### The task
Gather each line of the records where "JSON" appears.
───
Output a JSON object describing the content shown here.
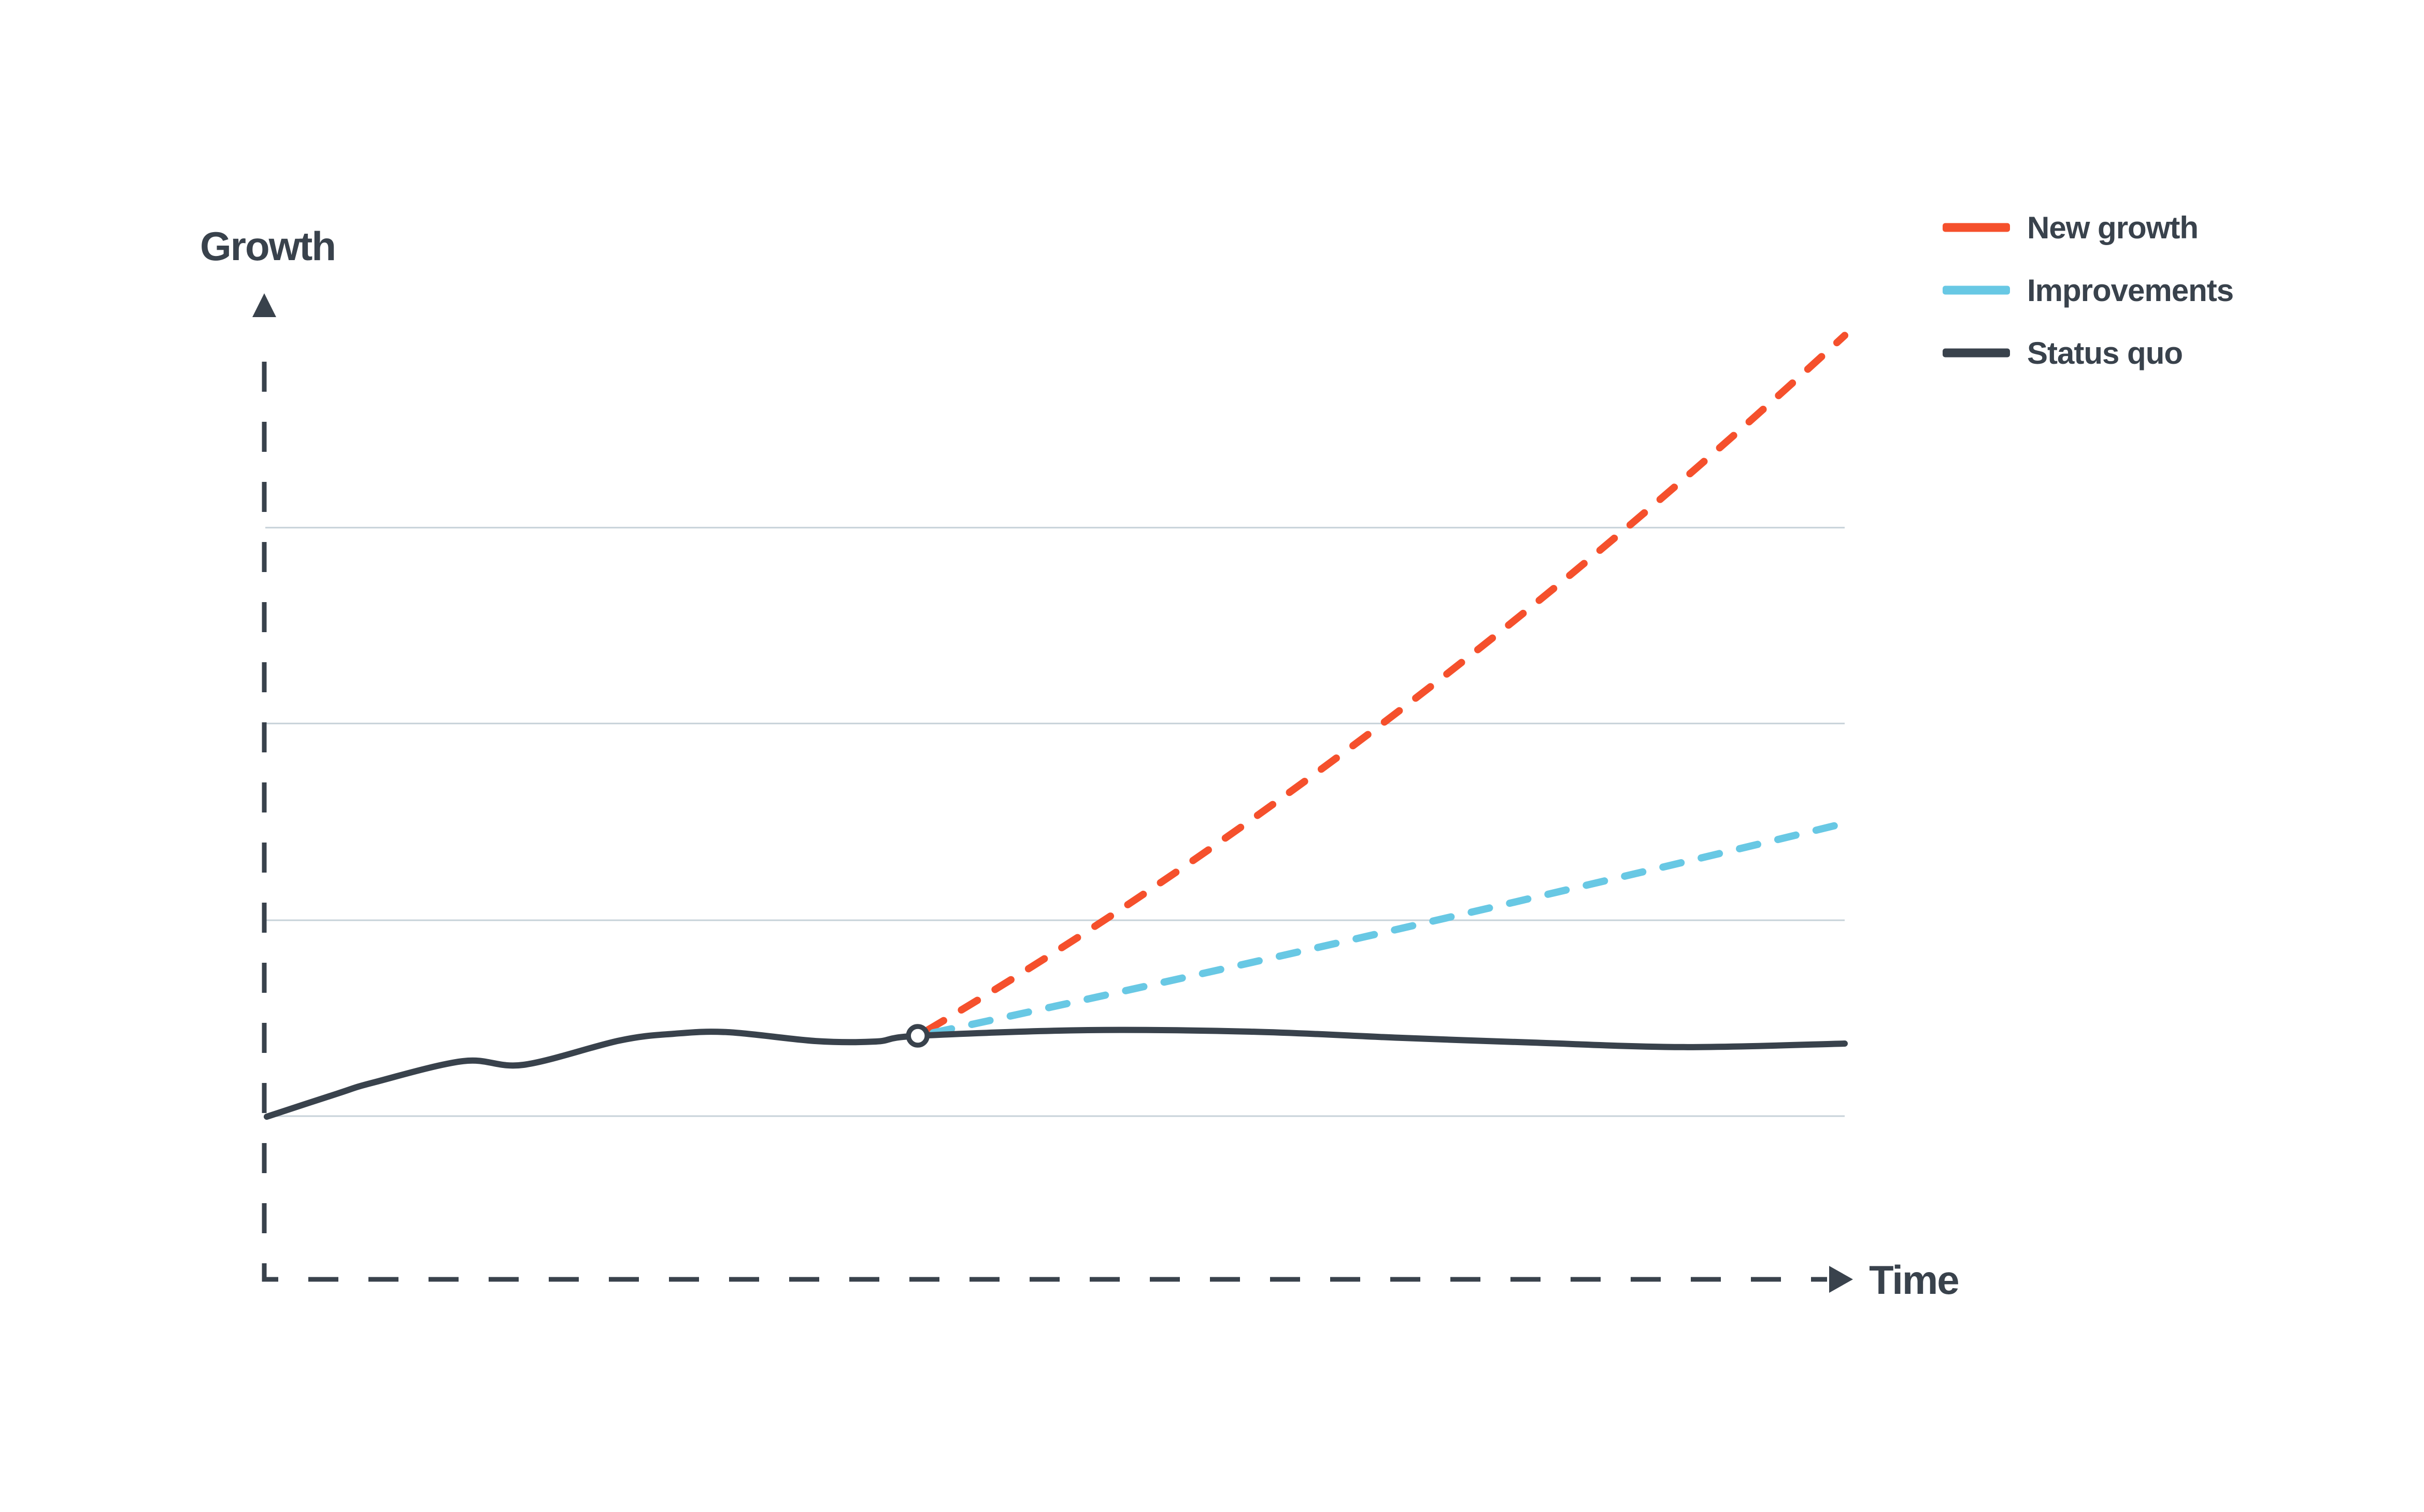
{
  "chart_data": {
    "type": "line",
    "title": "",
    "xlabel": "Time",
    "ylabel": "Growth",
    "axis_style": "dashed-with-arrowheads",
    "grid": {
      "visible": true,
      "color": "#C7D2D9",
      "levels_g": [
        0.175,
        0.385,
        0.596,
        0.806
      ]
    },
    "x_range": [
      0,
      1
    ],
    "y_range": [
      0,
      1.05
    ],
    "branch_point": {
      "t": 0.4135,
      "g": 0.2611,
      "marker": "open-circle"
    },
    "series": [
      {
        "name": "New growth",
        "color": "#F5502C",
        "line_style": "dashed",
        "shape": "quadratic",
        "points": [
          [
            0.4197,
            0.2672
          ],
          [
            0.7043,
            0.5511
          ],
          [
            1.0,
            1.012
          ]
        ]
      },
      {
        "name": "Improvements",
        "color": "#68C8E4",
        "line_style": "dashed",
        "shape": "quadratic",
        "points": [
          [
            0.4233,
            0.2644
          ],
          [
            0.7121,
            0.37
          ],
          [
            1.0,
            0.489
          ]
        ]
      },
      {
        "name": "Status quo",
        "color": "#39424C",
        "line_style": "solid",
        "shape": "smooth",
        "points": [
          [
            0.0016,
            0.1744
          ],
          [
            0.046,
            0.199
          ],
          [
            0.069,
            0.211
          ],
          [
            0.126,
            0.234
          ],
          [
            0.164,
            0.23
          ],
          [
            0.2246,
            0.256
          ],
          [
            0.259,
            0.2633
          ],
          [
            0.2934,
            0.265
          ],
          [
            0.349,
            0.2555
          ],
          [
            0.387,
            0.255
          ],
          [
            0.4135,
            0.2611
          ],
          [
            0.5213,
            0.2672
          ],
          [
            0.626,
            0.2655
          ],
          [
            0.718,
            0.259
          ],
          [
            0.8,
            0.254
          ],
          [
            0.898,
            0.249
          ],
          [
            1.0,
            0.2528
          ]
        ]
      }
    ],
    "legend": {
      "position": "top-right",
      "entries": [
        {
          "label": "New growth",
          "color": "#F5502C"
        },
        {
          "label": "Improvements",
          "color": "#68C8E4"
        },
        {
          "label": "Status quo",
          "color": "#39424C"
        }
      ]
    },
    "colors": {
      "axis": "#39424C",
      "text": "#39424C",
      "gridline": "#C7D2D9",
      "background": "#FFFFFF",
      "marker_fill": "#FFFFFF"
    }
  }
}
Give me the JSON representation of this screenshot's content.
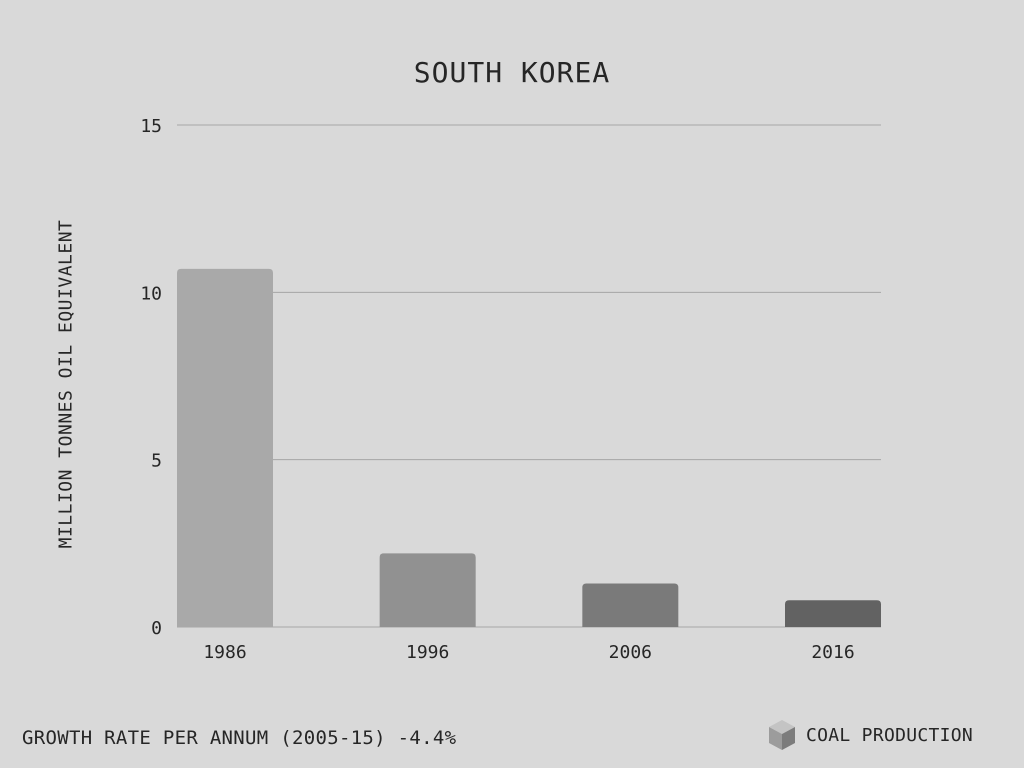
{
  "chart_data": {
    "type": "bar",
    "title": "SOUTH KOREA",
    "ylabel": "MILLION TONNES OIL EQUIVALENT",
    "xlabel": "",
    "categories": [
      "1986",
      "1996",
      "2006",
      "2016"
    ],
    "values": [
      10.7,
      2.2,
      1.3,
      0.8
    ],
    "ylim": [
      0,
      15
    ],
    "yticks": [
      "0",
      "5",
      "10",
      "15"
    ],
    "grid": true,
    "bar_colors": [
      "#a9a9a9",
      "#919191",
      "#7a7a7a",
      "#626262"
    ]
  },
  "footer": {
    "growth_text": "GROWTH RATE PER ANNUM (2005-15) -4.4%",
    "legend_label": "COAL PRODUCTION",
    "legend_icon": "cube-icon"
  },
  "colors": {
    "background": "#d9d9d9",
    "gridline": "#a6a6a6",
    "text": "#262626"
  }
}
───
### Response to this exercise
Output a JSON object describing the content shown here.
Give me the JSON representation of this screenshot's content.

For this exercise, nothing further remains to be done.